== To do ==
a) Answer these questions using the discussion about tipping, one line per answer, marked (i), (ii) and (iii):
(i) What does the first paragraph call talking to the manager?
(ii) How many times do some people like to be checked on during their meal?
(iii) For how many minutes does the paragraph beginning "I don't need a waiter" describe staring down the waiter to signal for the check?
b) Rewrite the paragraph of the discussion about tipping that begins "You're assuming that everyone judges good service" in shorter form, keeping its main points.

== Document passage ==
● ● ● ● ●

Why would that be?  They don't consider how their service could have been better?  I keep hearing that I should talk to the manager, but I feel like that's the nuclear option.

You're assuming that everyone judges good service in the same way.  Above, the OP talks about wanting the check right away.  To others, that means they're being rushed out.  Some people liked to be checked on 4 times during their meal.  If not, the waitstaff was absentee.  But for others, that many times would be overbearing.  It's such a guessing game, that my guess upon receiving a poor tip would be that the tipper was an asshole, not that I should start practicing ESP.

I don't need a waiter to come over and ask how I'm doing, or sprint the check to my table.  But if I'm staring you down for 15 min to let you know I want the check, and you don't even glance at me to attempt eye contact, that's a demerit.

It sounds like my tip has absolutely no effect as a measure of service, which makes me inclined to tip less in general.

● ● ● ● ●

== Data section ==
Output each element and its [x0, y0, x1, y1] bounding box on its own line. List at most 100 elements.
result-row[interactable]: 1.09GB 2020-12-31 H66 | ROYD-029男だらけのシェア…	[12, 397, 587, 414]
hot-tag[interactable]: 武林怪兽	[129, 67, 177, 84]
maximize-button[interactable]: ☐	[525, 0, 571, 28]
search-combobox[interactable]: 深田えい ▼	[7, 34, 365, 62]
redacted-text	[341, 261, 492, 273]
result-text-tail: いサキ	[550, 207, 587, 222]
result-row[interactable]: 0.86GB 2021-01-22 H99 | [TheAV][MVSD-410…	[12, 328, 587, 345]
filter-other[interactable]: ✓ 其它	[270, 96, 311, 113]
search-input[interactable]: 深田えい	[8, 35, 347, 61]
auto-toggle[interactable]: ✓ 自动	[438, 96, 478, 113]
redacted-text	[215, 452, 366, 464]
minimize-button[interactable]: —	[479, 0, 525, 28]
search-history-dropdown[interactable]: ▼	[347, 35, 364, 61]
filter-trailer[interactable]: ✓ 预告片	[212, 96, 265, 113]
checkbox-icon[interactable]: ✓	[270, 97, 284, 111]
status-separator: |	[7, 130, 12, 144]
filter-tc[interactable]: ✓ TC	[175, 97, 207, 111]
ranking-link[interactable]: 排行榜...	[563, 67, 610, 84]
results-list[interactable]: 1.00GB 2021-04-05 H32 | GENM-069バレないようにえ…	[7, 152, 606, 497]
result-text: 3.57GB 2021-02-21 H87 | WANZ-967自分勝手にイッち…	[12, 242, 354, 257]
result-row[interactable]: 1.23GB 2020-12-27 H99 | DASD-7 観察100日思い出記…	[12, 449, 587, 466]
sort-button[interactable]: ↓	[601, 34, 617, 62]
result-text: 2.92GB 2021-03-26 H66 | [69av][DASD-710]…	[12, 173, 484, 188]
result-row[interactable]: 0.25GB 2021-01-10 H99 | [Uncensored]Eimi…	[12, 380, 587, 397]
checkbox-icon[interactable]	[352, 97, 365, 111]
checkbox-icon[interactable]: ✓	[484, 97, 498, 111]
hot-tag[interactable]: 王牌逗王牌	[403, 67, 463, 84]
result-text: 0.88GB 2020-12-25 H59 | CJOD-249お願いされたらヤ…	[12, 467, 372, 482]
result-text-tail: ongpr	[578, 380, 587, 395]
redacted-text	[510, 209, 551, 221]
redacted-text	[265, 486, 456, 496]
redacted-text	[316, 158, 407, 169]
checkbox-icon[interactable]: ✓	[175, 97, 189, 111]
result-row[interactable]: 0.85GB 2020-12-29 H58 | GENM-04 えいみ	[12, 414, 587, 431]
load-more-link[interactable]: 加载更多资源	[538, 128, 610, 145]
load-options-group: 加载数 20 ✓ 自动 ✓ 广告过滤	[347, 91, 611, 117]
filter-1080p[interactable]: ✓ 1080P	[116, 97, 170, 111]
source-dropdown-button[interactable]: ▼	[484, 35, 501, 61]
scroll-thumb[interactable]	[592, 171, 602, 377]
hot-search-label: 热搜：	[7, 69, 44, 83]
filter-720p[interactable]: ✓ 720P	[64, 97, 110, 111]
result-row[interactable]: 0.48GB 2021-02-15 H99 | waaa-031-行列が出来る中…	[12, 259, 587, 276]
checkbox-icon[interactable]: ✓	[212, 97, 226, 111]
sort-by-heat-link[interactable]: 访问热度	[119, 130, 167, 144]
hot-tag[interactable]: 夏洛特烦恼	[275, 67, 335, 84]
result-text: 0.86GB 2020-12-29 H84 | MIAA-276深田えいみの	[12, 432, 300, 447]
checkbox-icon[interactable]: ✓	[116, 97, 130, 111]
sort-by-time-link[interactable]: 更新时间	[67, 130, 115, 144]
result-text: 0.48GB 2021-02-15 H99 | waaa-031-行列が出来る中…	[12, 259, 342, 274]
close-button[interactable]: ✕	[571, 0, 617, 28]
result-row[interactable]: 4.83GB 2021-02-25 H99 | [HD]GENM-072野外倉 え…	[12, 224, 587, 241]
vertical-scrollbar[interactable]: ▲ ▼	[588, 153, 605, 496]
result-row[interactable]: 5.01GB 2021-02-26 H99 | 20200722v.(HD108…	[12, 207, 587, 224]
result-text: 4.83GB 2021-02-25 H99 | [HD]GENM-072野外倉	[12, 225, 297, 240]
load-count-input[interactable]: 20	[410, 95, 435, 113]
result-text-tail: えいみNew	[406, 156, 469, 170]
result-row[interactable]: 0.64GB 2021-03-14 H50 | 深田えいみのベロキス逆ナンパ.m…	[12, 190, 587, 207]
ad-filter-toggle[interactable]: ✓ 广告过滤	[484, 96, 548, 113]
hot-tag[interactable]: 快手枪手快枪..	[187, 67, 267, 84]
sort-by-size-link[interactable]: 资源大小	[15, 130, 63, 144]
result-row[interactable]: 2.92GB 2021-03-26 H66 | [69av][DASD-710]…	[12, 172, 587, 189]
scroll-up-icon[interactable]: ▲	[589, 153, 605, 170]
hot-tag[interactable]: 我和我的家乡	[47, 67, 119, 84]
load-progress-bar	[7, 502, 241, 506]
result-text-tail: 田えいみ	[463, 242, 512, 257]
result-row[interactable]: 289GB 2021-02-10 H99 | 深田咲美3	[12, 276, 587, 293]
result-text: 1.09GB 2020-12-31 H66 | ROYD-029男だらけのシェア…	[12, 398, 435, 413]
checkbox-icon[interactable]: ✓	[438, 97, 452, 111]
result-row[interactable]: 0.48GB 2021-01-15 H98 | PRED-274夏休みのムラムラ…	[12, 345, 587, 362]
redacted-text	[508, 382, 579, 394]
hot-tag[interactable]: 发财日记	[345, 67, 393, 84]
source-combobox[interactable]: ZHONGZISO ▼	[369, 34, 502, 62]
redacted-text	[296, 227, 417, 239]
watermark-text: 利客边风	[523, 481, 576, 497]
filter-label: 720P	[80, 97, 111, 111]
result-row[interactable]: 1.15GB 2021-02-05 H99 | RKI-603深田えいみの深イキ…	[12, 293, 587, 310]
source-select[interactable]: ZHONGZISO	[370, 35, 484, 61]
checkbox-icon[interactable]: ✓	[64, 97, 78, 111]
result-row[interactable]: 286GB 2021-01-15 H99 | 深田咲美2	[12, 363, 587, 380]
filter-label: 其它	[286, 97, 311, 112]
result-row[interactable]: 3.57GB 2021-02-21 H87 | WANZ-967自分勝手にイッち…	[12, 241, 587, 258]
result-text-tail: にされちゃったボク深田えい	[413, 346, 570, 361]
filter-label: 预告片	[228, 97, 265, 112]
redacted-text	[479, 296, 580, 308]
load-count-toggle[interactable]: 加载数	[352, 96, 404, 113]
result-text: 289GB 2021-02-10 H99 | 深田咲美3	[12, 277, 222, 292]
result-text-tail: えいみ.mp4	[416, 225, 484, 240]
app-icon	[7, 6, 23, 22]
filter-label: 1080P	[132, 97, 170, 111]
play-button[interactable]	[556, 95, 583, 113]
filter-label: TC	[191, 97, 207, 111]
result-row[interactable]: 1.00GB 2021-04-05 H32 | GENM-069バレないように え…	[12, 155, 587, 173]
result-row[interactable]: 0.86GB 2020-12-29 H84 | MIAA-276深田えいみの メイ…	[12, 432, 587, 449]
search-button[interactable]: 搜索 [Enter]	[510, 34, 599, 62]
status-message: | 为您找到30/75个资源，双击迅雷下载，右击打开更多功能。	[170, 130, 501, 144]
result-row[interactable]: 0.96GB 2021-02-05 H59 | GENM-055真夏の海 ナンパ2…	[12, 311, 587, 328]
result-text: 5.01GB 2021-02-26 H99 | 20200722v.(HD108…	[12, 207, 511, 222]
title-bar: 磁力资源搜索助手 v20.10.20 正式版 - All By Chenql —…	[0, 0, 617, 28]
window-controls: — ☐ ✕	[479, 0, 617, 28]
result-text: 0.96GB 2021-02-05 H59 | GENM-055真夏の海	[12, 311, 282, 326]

● ● ● ● ●

== Problem solutions ==
a)
(i) The nuclear option.
(ii) 4 times.
(iii) 15 minutes.

b) Not everyone judges good service the same way. The OP wants the check right away, but others take that as being rushed out. Some people like to be checked on 4 times during a meal and consider fewer visits absentee service, while others find that many overbearing. Since it's such a guessing game, the writer would take a poor tip to mean the tipper was an asshole rather than a reason to start practicing ESP.